(THE REQUEST)
In the article below about smartwatches that sense hand activity, repeat word for word the part that opens with "Harrison, and HCII" and closes with "Scotland, this month.".

(PASSAGE SHOWN)
****************

DUBAI: Soon, smartwatches could detect and capture the staggering range of human hand motions and store that information for a host of uses.
Researchers from the US-based Carnegie Mellon University, after making a few changes to the smartwatch’s operating system, were able to use its accelerometer (a built-in device used to measure acceleration force) to recognise hand motions in 25 activities (see right).
This is just the beginning of what might be possible to detect in terms of hand movements and what they could signify [about your habits, skills and health], according to them.
“We envision smartwatches as a unique beachhead on the body for capturing rich, everyday activities,” said Chris Harrison, Assistant Professor in Human-Computer Interaction Institute (HCII), Carnegie Mellon, in an exclusive email interview with Gulf News.
If the watch can know that you haven’t been washing your hands frequently enough, it can remind you to do so. Same with brushing teeth.
Harrison, and HCII PhD stud-ent Gierad Laput, presented their findings at CHI 2019, a leading international conference on Human-Computer Interaction, in Glasgow, Scotland, this month.
We envision smartwatches as a unique beachhead on the body for capturing rich, everyday activities
Research in hand activity sensing has been an active area for several decades, but much of its has “been largely stuck at ambulatory states (walking, standing, sleeping, etc.) for decades,” said Harisson.
There are a host of apps that track all these activities.
But full body movements are not the only movements that engage us, he said. Think about it. You could be standing perfectly still yet your hands could be chopping vegetables.
What if computing systems could know the activity of both, the body and the hands? Could we then look forward to more advanced applications?
Yes, said Laput.
Hands central to human experience
Hands, said Harrison, are central to the human experience, and as such, have been the focus of inquiry across many fields, including paleontology and anatomy, linguistics and neuroscience, to name just a few fields.
“Ethnographic work has studied how hands are employed in everything from domestic life to industrial settings. Unfortunately, much of this seminal research was completed before computing was common,” Harrison said.

****************

(RECORDS SUPPLIED)

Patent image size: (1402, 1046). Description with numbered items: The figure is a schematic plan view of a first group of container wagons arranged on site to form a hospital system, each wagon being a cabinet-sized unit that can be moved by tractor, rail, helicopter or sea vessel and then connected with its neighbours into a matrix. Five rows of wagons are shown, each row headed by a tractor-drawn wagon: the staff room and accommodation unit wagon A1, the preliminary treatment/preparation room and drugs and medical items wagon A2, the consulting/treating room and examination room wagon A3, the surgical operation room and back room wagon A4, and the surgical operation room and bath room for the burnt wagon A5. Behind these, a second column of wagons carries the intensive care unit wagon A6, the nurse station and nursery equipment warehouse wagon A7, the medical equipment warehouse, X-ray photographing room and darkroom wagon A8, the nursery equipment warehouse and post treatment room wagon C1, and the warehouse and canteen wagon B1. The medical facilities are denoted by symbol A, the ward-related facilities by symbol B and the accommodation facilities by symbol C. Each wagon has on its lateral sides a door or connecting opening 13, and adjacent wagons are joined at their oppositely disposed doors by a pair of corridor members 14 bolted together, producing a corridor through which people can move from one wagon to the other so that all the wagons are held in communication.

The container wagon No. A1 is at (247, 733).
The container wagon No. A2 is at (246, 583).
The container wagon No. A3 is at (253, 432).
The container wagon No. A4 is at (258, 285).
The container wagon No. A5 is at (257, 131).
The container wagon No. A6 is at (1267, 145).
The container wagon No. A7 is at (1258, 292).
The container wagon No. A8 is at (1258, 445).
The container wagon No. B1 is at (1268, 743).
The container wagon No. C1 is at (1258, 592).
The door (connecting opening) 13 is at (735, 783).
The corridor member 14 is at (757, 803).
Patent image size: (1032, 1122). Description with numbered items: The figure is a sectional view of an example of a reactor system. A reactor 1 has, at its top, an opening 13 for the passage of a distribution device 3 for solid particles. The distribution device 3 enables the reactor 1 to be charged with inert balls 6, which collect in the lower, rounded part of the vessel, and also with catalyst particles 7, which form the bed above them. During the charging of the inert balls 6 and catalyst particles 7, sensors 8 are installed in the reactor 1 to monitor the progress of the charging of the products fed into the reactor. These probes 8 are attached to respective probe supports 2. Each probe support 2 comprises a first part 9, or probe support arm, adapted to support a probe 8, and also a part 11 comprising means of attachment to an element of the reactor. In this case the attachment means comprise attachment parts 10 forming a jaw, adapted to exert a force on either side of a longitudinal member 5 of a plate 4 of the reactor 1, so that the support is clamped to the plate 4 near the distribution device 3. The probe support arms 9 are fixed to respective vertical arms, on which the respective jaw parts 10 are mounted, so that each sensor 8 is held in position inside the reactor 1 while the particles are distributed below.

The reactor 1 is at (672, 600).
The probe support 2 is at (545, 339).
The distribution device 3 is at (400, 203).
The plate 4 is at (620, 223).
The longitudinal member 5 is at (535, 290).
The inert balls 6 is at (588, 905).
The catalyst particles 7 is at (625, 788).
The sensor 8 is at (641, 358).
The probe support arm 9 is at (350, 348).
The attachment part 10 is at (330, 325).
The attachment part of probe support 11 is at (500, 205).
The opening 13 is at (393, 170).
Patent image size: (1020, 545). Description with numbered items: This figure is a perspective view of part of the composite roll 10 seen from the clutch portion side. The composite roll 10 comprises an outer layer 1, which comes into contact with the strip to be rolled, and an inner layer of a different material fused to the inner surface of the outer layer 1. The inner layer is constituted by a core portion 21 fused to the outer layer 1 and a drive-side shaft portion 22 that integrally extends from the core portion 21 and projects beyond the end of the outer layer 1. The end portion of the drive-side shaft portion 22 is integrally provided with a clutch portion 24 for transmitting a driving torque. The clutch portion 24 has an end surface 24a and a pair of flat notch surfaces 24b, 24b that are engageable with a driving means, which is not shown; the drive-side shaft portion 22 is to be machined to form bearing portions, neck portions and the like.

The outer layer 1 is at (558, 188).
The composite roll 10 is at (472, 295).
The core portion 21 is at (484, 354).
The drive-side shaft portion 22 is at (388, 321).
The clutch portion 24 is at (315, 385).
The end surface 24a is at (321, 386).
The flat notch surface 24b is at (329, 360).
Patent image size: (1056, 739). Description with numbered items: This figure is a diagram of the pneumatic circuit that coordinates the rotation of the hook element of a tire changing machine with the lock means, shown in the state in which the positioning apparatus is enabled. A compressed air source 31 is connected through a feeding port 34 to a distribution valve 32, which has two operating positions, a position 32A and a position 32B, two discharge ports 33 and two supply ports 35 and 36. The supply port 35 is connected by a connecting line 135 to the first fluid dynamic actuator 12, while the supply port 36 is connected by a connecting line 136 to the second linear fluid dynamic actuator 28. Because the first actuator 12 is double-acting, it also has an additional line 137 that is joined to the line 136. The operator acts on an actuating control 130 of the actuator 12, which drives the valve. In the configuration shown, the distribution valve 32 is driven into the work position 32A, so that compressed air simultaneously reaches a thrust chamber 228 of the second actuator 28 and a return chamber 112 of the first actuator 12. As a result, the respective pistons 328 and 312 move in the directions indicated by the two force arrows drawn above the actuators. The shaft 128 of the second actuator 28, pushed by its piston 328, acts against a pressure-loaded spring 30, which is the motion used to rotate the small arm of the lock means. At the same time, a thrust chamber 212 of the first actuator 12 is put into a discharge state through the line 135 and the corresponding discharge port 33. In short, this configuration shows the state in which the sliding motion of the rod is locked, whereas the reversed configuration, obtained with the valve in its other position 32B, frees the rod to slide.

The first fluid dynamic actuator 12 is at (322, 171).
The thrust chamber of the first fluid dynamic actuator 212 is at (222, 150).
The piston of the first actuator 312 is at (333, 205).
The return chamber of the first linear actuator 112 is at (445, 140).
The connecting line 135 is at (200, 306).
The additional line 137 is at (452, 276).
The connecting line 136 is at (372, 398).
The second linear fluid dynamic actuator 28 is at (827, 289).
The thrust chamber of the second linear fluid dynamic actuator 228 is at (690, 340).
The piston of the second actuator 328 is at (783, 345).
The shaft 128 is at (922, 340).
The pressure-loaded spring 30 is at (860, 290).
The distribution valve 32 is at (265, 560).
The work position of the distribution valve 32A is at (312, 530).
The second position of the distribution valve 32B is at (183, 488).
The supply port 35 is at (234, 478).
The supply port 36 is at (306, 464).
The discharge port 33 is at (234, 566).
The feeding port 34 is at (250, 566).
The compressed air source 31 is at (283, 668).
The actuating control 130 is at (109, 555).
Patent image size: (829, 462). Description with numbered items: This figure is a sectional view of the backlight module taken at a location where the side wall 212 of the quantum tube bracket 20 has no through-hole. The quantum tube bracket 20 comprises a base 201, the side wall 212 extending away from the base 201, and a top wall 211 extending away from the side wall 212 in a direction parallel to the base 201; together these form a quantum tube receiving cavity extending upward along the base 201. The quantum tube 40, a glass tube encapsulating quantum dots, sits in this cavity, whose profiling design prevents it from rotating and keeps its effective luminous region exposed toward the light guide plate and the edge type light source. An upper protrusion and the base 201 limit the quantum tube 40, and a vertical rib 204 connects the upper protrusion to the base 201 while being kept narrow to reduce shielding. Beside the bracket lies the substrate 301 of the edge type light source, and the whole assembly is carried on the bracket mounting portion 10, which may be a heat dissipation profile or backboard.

****************

(THE COMPLETED TASK)
Harrison, and HCII PhD stud-ent Gierad Laput, presented their findings at CHI 2019, a leading international conference on Human-Computer Interaction, in Glasgow, Scotland, this month.